# TEXT
Management of the clinically negative neck (N0) in patients with head and neck squamous cell carcinoma (HNSCC) is controversial. In addition to the three treatment options available for the NO patient, clinicians who advocate a surgical approach must be cognizant of controversies surrounding the use of elective neck dissection (END). The focus of this chapter is to discuss the role of END for patients who are clinically NO. Head and neck surgeons continue to evaluate several issues surrounding END, which are also discussed: (1) what are the indications for END?, (2) do selective neck dissections constitute adequate procedures for staging the NO neck?, and (3) does neck dissection performed electively provide therapeutic benefit to patients with pathologic evidence of metastases?

# WORK ORDER A
Repeat the passage on elective neck dissection word for word, starting with "Management of the" and going on through "evidence of metastases?".
# WORK ORDER B
Summarize the passage on elective neck dissection in two sentences.
# WORK ORDER C
Resume the passage on elective neck dissection, picking up after its final sentence.
The listing after this point is separate material, not part of the passage on elective neck dissection.

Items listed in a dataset
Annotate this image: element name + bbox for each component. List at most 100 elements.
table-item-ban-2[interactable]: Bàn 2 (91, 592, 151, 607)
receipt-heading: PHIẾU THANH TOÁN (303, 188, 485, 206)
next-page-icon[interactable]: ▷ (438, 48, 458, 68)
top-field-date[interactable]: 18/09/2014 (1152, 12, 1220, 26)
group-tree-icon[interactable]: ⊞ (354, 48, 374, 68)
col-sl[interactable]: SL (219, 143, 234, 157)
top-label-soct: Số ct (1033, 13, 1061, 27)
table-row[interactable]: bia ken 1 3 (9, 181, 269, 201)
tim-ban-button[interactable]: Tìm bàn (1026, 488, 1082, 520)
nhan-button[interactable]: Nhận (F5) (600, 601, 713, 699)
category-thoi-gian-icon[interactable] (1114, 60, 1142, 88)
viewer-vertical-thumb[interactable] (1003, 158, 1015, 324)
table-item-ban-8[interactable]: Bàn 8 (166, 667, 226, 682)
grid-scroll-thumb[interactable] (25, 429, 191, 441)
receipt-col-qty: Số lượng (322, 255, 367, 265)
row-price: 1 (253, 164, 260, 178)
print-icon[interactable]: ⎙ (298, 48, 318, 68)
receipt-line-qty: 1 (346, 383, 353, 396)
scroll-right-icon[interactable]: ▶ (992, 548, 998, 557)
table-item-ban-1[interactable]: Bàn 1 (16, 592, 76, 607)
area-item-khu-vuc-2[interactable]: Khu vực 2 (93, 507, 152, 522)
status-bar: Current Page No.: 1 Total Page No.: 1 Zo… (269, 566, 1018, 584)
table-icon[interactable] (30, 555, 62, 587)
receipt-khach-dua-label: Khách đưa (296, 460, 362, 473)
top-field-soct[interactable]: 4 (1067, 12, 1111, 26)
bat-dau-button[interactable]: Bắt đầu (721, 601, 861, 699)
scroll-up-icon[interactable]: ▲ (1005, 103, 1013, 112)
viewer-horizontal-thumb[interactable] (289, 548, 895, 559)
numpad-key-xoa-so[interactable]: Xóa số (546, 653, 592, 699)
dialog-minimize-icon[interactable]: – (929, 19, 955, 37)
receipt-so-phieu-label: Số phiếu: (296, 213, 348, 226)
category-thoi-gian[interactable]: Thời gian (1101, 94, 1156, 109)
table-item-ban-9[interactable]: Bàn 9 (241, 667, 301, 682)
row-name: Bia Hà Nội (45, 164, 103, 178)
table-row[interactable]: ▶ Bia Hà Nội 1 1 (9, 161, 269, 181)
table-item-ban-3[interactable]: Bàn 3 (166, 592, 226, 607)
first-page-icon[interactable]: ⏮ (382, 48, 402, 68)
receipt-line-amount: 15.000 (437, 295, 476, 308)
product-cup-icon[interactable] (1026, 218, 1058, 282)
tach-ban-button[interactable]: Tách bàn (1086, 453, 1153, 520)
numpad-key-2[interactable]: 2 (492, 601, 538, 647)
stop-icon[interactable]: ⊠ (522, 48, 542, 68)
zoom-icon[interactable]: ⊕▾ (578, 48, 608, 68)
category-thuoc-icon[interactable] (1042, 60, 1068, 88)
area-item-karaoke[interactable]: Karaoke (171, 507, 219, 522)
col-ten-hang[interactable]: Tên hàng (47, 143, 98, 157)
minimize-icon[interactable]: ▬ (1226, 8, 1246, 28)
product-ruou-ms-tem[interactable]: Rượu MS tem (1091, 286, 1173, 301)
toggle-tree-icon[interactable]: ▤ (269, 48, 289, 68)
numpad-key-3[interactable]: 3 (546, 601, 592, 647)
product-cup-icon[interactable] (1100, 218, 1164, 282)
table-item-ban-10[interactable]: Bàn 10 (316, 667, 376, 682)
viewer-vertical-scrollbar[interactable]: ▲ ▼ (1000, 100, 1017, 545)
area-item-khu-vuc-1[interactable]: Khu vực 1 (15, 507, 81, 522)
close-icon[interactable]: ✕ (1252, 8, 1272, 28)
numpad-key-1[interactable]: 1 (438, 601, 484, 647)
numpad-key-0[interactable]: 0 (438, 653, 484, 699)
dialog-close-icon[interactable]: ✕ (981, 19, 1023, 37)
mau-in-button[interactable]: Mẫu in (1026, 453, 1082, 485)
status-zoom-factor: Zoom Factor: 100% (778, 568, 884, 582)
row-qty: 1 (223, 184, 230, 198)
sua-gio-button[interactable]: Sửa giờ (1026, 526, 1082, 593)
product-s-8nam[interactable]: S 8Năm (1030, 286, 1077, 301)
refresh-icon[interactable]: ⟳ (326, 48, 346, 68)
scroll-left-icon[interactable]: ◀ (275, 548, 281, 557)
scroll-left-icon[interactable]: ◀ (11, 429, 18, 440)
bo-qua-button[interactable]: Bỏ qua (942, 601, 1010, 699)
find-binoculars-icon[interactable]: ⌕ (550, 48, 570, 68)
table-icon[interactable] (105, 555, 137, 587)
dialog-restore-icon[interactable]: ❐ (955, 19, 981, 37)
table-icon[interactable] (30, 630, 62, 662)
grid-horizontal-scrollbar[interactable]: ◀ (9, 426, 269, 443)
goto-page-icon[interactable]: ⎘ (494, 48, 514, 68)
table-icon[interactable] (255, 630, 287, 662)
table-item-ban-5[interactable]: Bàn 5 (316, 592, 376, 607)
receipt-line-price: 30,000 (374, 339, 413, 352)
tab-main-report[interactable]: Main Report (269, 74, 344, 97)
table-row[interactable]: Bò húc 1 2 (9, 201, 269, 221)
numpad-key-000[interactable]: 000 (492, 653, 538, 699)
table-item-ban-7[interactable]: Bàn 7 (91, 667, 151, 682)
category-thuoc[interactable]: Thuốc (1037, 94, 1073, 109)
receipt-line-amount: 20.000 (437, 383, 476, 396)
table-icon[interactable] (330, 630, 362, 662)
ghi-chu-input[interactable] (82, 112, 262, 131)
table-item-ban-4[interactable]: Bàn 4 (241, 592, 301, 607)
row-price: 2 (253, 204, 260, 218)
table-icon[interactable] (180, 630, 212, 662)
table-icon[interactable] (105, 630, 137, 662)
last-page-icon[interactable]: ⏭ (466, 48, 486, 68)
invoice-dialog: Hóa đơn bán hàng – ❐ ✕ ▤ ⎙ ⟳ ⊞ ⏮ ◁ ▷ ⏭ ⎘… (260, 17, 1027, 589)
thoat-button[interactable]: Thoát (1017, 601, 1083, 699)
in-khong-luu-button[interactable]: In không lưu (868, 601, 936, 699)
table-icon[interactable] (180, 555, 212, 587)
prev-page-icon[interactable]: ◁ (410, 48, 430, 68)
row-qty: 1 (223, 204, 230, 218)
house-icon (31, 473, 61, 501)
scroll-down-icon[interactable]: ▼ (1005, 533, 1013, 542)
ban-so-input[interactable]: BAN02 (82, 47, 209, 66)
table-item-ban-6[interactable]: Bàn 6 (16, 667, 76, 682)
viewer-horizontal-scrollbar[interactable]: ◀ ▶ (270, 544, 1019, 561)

# EXPECTED ANSWER A
Management of the clinically negative neck (N0) in patients with head and neck squamous cell carcinoma (HNSCC) is controversial. In addition to the three treatment options available for the NO patient, clinicians who advocate a surgical approach must be cognizant of controversies surrounding the use of elective neck dissection (END). The focus of this chapter is to discuss the role of END for patients who are clinically NO. Head and neck surgeons continue to evaluate several issues surrounding END, which are also discussed: (1) what are the indications for END?, (2) do selective neck dissections constitute adequate procedures for staging the NO neck?, and (3) does neck dissection performed electively provide therapeutic benefit to patients with pathologic evidence of metastases?

# EXPECTED ANSWER B
Management of the clinically negative (N0) neck in patients with head and neck squamous cell carcinoma is controversial, and this chapter discusses the role of elective neck dissection for these patients. It also takes up three issues: the indications for elective neck dissection, whether selective neck dissections are adequate for staging the N0 neck, and whether elective neck dissection provides therapeutic benefit to patients with pathologic evidence of metastases.

# EXPECTED ANSWER C
END as a management strategy for the NO neck has evolved because the status of the cervical lymphatics is the single most important prognostic factor in HNSCC. A subset of patients without clinical evidence of regional metastases are known to harbor occult metastases. Despite intensive research efforts to identify pathologic and molecular tumor markers that reliably predict the presence of occult cervical metastases, accurate biomarkers have not been characterized. Although tumor thickness,1'2 perineural invasion,3 lymphocytic infiltration,4 and molecular tumor markers5 are associated with occult metastases, they do not provide the accuracy required for therapeutic decision making. Examination of the neck contents after END provides pathologic staging and prognostic information, and accurately guides treatment decisions.